▸ **DO THIS**:
Lines containing "into" are to be counted. Give the number and nothing more.

▸ **DATASET ENTRIES**:
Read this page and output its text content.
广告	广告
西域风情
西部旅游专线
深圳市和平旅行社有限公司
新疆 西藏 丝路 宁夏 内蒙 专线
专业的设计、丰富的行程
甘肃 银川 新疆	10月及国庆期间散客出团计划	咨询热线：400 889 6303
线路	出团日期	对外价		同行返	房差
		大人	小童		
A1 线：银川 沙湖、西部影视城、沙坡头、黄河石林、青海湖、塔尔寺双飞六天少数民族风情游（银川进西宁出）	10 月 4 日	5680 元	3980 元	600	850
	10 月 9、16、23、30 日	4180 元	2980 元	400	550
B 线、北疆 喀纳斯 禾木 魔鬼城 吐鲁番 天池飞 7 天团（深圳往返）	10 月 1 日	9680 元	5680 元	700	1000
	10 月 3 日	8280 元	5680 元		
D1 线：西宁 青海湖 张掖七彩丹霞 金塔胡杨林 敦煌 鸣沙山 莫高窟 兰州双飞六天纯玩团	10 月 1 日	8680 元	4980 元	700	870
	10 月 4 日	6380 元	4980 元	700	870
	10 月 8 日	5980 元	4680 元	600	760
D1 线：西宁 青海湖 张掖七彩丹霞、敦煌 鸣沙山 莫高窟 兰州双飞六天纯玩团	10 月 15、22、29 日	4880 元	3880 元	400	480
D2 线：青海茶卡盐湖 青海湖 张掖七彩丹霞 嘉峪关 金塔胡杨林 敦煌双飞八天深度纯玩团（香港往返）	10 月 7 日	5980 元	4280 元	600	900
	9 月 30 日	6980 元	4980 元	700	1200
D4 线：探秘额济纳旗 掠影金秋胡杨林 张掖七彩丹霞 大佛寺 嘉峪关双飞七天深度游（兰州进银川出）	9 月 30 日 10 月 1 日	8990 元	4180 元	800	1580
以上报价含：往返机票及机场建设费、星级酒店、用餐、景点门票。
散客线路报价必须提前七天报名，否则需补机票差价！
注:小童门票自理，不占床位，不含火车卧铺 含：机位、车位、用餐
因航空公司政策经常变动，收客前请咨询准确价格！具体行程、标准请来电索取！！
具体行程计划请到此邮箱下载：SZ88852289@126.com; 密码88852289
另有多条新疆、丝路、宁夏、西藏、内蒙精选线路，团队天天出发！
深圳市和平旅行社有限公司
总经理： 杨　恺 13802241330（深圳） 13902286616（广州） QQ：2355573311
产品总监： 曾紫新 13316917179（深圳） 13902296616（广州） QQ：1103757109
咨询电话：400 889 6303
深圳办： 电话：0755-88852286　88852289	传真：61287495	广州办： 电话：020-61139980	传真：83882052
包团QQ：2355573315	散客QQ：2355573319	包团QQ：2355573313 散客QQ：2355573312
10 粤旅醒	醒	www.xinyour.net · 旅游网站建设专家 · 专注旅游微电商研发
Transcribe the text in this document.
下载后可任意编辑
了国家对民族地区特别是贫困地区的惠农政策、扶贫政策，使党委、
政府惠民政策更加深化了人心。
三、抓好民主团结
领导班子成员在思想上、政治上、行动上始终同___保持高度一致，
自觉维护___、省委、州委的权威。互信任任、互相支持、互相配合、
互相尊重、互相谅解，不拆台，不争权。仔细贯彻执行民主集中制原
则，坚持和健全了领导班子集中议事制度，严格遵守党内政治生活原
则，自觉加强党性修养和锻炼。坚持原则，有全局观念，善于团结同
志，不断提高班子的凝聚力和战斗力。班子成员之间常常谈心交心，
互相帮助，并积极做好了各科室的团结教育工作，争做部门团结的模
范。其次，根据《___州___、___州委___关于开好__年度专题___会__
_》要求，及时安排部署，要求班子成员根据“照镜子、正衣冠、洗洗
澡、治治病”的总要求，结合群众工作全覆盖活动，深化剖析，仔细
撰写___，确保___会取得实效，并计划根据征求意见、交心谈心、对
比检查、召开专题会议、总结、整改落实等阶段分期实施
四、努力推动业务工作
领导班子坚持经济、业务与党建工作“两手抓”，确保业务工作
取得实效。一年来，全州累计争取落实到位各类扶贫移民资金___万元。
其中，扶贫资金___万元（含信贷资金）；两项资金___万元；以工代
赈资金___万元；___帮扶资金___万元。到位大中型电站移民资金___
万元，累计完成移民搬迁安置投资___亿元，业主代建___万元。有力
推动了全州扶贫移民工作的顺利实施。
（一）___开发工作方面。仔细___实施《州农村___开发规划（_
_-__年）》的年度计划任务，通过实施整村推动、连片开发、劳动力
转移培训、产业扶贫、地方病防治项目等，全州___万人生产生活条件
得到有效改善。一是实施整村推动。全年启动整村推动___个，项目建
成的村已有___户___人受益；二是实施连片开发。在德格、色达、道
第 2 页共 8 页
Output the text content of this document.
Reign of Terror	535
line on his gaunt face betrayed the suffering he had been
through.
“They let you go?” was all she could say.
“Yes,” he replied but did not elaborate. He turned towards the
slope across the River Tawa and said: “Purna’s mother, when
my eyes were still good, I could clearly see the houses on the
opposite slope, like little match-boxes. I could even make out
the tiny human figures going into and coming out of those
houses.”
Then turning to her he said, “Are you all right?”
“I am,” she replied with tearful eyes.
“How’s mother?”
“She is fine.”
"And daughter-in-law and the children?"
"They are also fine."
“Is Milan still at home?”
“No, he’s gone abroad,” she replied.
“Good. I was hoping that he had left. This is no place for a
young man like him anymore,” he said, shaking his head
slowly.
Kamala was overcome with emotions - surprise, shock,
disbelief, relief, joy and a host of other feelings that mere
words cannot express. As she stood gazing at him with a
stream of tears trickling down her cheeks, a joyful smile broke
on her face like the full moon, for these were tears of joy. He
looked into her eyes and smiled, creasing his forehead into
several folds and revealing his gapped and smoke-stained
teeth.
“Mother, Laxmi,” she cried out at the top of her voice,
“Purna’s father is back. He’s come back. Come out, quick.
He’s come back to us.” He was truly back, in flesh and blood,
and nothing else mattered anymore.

▸ **ANSWER TO THE TASK**:
2